**Set task**
Pull out every line below holding the word "Temperature".

[Data items]
:::::

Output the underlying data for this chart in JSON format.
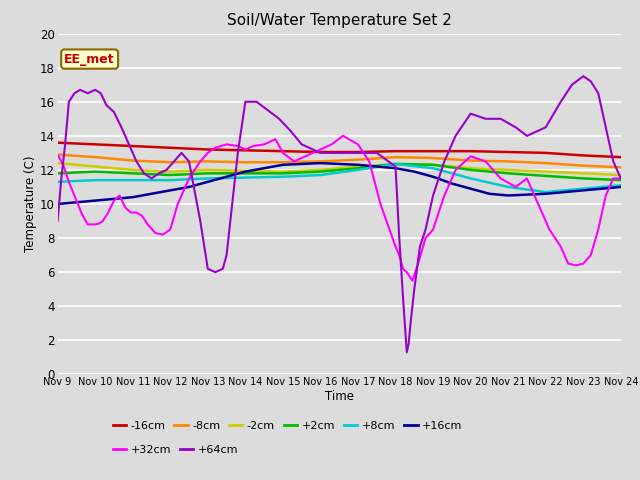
{
  "title": "Soil/Water Temperature Set 2",
  "xlabel": "Time",
  "ylabel": "Temperature (C)",
  "ylim": [
    0,
    20
  ],
  "xlim": [
    0,
    15
  ],
  "bg_color": "#dcdcdc",
  "annotation_text": "EE_met",
  "annotation_bg": "#ffffcc",
  "annotation_border": "#886600",
  "xtick_labels": [
    "Nov 9",
    "Nov 10",
    "Nov 11",
    "Nov 12",
    "Nov 13",
    "Nov 14",
    "Nov 15",
    "Nov 16",
    "Nov 17",
    "Nov 18",
    "Nov 19",
    "Nov 20",
    "Nov 21",
    "Nov 22",
    "Nov 23",
    "Nov 24"
  ],
  "legend_order": [
    "-16cm",
    "-8cm",
    "-2cm",
    "+2cm",
    "+8cm",
    "+16cm",
    "+32cm",
    "+64cm"
  ],
  "colors": {
    "-16cm": "#cc0000",
    "-8cm": "#ff8800",
    "-2cm": "#cccc00",
    "+2cm": "#00bb00",
    "+8cm": "#00cccc",
    "+16cm": "#000099",
    "+32cm": "#ff00ff",
    "+64cm": "#9900cc"
  },
  "series_x": {
    "-16cm": [
      0,
      1,
      2,
      3,
      4,
      5,
      6,
      7,
      8,
      9,
      10,
      11,
      12,
      13,
      14,
      15
    ],
    "-8cm": [
      0,
      1,
      2,
      3,
      4,
      5,
      6,
      7,
      8,
      9,
      10,
      11,
      12,
      13,
      14,
      15
    ],
    "-2cm": [
      0,
      1,
      2,
      3,
      4,
      5,
      6,
      7,
      8,
      9,
      10,
      11,
      12,
      13,
      14,
      15
    ],
    "+2cm": [
      0,
      1,
      2,
      3,
      4,
      5,
      6,
      7,
      8,
      9,
      10,
      11,
      12,
      13,
      14,
      15
    ],
    "+8cm": [
      0,
      1,
      2,
      3,
      4,
      5,
      6,
      7,
      8,
      9,
      10,
      11,
      12,
      13,
      14,
      15
    ],
    "+16cm": [
      0,
      0.25,
      0.5,
      0.75,
      1,
      1.25,
      1.5,
      1.75,
      2,
      2.5,
      3,
      3.5,
      4,
      4.5,
      5,
      5.5,
      6,
      6.5,
      7,
      7.5,
      8,
      8.5,
      9,
      9.5,
      10,
      10.5,
      11,
      11.5,
      12,
      12.5,
      13,
      13.5,
      14,
      14.5,
      15
    ],
    "+32cm": [
      0,
      0.15,
      0.3,
      0.5,
      0.65,
      0.8,
      1.0,
      1.1,
      1.2,
      1.35,
      1.5,
      1.65,
      1.8,
      1.95,
      2.1,
      2.25,
      2.4,
      2.6,
      2.8,
      3.0,
      3.2,
      3.5,
      3.8,
      4.0,
      4.2,
      4.5,
      4.8,
      5.0,
      5.2,
      5.5,
      5.8,
      6.0,
      6.3,
      6.6,
      7.0,
      7.3,
      7.6,
      8.0,
      8.3,
      8.6,
      9.0,
      9.1,
      9.2,
      9.3,
      9.45,
      9.6,
      9.8,
      10.0,
      10.3,
      10.6,
      11.0,
      11.4,
      11.8,
      12.2,
      12.5,
      12.8,
      13.1,
      13.4,
      13.6,
      13.8,
      14.0,
      14.2,
      14.4,
      14.6,
      14.8,
      15.0
    ],
    "+64cm": [
      0,
      0.1,
      0.2,
      0.3,
      0.45,
      0.6,
      0.8,
      1.0,
      1.15,
      1.3,
      1.5,
      1.7,
      1.9,
      2.1,
      2.3,
      2.5,
      2.7,
      2.9,
      3.1,
      3.3,
      3.5,
      3.8,
      4.0,
      4.2,
      4.4,
      4.5,
      4.6,
      4.7,
      4.8,
      4.9,
      5.0,
      5.3,
      5.6,
      5.9,
      6.2,
      6.5,
      7.0,
      7.5,
      8.0,
      8.5,
      9.0,
      9.1,
      9.2,
      9.3,
      9.35,
      9.4,
      9.5,
      9.65,
      9.8,
      10.0,
      10.3,
      10.6,
      11.0,
      11.4,
      11.8,
      12.2,
      12.5,
      13.0,
      13.4,
      13.7,
      14.0,
      14.2,
      14.4,
      14.6,
      14.8,
      15.0
    ]
  },
  "series_y": {
    "-16cm": [
      13.6,
      13.5,
      13.4,
      13.3,
      13.2,
      13.15,
      13.1,
      13.05,
      13.05,
      13.1,
      13.1,
      13.1,
      13.05,
      13.0,
      12.85,
      12.75
    ],
    "-8cm": [
      12.9,
      12.75,
      12.55,
      12.45,
      12.5,
      12.45,
      12.45,
      12.5,
      12.6,
      12.75,
      12.7,
      12.55,
      12.5,
      12.4,
      12.25,
      12.15
    ],
    "-2cm": [
      12.4,
      12.2,
      12.0,
      11.9,
      12.0,
      11.95,
      11.9,
      12.0,
      12.2,
      12.35,
      12.3,
      12.1,
      12.0,
      11.9,
      11.8,
      11.7
    ],
    "+2cm": [
      11.8,
      11.9,
      11.8,
      11.7,
      11.8,
      11.8,
      11.8,
      11.9,
      12.1,
      12.35,
      12.3,
      12.0,
      11.8,
      11.65,
      11.5,
      11.4
    ],
    "+8cm": [
      11.3,
      11.4,
      11.4,
      11.4,
      11.5,
      11.55,
      11.6,
      11.7,
      12.0,
      12.35,
      12.1,
      11.5,
      11.0,
      10.7,
      10.9,
      11.1
    ],
    "+16cm": [
      10.0,
      10.05,
      10.1,
      10.15,
      10.2,
      10.25,
      10.3,
      10.35,
      10.4,
      10.6,
      10.8,
      11.0,
      11.3,
      11.6,
      11.9,
      12.1,
      12.3,
      12.35,
      12.4,
      12.35,
      12.3,
      12.2,
      12.1,
      11.9,
      11.6,
      11.2,
      10.9,
      10.6,
      10.5,
      10.55,
      10.6,
      10.7,
      10.8,
      10.9,
      11.0
    ],
    "+32cm": [
      12.9,
      12.3,
      11.3,
      10.2,
      9.4,
      8.8,
      8.8,
      8.85,
      9.0,
      9.5,
      10.2,
      10.5,
      9.8,
      9.5,
      9.5,
      9.3,
      8.8,
      8.3,
      8.2,
      8.5,
      10.0,
      11.5,
      12.5,
      13.0,
      13.3,
      13.5,
      13.4,
      13.2,
      13.4,
      13.5,
      13.8,
      13.0,
      12.5,
      12.8,
      13.2,
      13.5,
      14.0,
      13.5,
      12.5,
      10.0,
      7.5,
      7.0,
      6.2,
      6.0,
      5.5,
      6.5,
      8.0,
      8.5,
      10.5,
      12.0,
      12.8,
      12.5,
      11.5,
      11.0,
      11.5,
      10.0,
      8.5,
      7.5,
      6.5,
      6.4,
      6.5,
      7.0,
      8.5,
      10.5,
      11.5,
      11.5
    ],
    "+64cm": [
      9.0,
      11.5,
      13.5,
      16.0,
      16.5,
      16.7,
      16.5,
      16.7,
      16.5,
      15.8,
      15.4,
      14.5,
      13.5,
      12.5,
      11.8,
      11.5,
      11.8,
      12.0,
      12.5,
      13.0,
      12.5,
      9.0,
      6.2,
      6.0,
      6.2,
      7.0,
      9.0,
      11.0,
      13.0,
      14.5,
      16.0,
      16.0,
      15.5,
      15.0,
      14.3,
      13.5,
      13.0,
      13.0,
      13.0,
      13.0,
      12.2,
      8.0,
      4.5,
      1.3,
      1.8,
      3.0,
      5.0,
      7.5,
      8.5,
      10.5,
      12.5,
      14.0,
      15.3,
      15.0,
      15.0,
      14.5,
      14.0,
      14.5,
      16.0,
      17.0,
      17.5,
      17.2,
      16.5,
      14.5,
      12.5,
      11.5
    ]
  }
}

:::::

**Written response**
  "title": "Soil/Water Temperature Set 2",
  "ylabel": "Temperature (C)",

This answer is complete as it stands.